──────── Source passage

Are endangered fungi not 'cute enough' to be saved?
April 17, 2025
After decades in the dark, the fungal kingdom — the second largest after animals — is having a moment in the limelight. Not however, for serving as the backbone of healthy ecosystems, but because it is at risk.
For the first time in history more than 1,000 species of fungi have been added to the International Union for Conservation of Nature (IUCN) Red List of Threatened Species, which is often referred to as the "Barometer of Life."
Like many organisms, these fungi species — which are just a tiny fraction of those believed to exist — are at risk from a combination of factors, including deforestation, urban development and toxins.
"Fungi are especially vulnerable to pollution, particularly from fertilizers and fossil fuel emissions," said Lynne Boddy, an expert in fungal ecology at Cardiff University.
She said protecting fungi requires target action, because they have "specific needs and must be considered on their own merits in conservation efforts, and not just lumped in with other organisms."
Not the cutest species in the forest?
But raising awareness around fungi — which are often seen as a pizza topping or an unwanted addition to a damp wall — is not always easy.
"Lots of people care about animals, particularly if they're cuddly, friendly organisms that people sort of have an affinity to, like pandas," said Boddy, adding that most fungi don't have that emotive effect.
"Maybe humans can't get their hearts around those."
Fungi may not win cuteness contests, but they play an important role in holding the entire web of life together. Depending on their type, fungi are found in diverse environments: from soil and forests to freshwater lakes, marine ecosystems and even human skin.
Mycorrhizal fungi support forest ecosystems by helping plants to exchange nutrients, water and even information, form symbiotic relationships with the roots of most flora and are essential for growth in as many as 90% of plant species.
In other words: "Life on Earth depends on fungi," said Gregory M. Mueller, chief scientist at Chicago Botanic Garden.
They are also key to death on Earth. Known as nature's recyclers, they break down dead or decaying wood, leaves and other plant matter. "Without them, we'd be buried under mounds of organic waste," said Mueller, who leads the IUCN fungal programs and contributed to the recent Red List.
Fungi has key role in carbon capture, food security
While forests and grasslands are generally held up as carbon stores, it is fungi that helps capture carbon in the soil. Mueller said fungi are "essential for long-term carbon sequestration," the process of locking carbon away so it doesn't contribute to global warming.
"Without them, climate change would be much worse," he said.
Mycorrhizal fungi are responsible for storing up to a third of annual global fossil fuel emissions in the soil. That makes it the most efficient carbon storage facility in the world.

────────────────

◆ The problem ◆
According to the article on endangered fungi above, how many fungus species have been added to the IUCN Red List of Threatened Species?

──────── Information given

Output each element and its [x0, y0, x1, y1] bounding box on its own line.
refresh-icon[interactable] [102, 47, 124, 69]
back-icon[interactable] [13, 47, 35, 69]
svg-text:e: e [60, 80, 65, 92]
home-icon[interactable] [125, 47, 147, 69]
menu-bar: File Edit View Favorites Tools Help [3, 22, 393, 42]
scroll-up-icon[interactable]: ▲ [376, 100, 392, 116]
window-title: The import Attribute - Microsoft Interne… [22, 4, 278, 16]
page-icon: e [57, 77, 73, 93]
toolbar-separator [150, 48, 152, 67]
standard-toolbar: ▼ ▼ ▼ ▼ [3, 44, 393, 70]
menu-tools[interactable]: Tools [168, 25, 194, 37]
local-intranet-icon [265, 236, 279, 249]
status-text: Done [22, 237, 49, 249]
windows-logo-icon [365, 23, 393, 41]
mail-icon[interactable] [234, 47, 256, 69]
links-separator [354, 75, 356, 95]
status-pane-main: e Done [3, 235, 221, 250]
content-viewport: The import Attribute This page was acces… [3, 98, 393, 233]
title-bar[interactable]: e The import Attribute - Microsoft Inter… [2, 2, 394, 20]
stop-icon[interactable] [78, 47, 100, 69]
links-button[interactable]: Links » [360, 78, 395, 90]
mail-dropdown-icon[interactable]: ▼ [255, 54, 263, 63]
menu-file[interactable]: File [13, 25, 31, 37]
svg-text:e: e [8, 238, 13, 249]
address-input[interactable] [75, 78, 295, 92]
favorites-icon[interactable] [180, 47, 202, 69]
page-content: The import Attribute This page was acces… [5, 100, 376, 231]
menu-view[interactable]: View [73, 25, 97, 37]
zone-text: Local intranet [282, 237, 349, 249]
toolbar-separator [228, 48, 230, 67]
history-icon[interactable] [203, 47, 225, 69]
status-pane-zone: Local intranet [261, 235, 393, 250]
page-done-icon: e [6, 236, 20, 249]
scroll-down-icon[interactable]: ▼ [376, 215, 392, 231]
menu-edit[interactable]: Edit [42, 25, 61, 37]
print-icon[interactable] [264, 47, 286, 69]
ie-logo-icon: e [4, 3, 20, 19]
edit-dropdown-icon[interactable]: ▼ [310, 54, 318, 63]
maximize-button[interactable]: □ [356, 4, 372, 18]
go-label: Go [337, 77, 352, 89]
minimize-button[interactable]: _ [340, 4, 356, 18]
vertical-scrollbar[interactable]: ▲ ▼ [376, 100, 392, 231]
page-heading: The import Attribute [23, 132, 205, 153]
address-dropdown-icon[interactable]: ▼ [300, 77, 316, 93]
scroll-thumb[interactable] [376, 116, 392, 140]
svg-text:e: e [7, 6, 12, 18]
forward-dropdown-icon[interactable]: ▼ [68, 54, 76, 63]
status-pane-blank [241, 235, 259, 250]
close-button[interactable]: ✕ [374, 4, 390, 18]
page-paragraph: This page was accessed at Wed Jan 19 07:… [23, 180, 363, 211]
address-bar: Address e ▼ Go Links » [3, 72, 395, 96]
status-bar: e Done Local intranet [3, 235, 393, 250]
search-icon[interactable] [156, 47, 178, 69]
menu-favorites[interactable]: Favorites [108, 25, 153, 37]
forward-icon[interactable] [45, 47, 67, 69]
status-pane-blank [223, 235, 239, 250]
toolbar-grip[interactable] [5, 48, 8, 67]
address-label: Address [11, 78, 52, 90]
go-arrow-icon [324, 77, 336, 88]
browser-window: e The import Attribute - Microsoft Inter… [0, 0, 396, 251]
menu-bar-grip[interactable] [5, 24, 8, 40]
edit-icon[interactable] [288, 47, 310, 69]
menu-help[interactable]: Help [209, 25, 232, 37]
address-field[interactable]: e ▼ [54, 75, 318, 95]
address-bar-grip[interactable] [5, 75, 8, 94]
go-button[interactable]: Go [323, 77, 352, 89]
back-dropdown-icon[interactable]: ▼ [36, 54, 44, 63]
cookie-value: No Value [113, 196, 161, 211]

────────────────

◆ Exercise answer ◆
More than 1,000 species.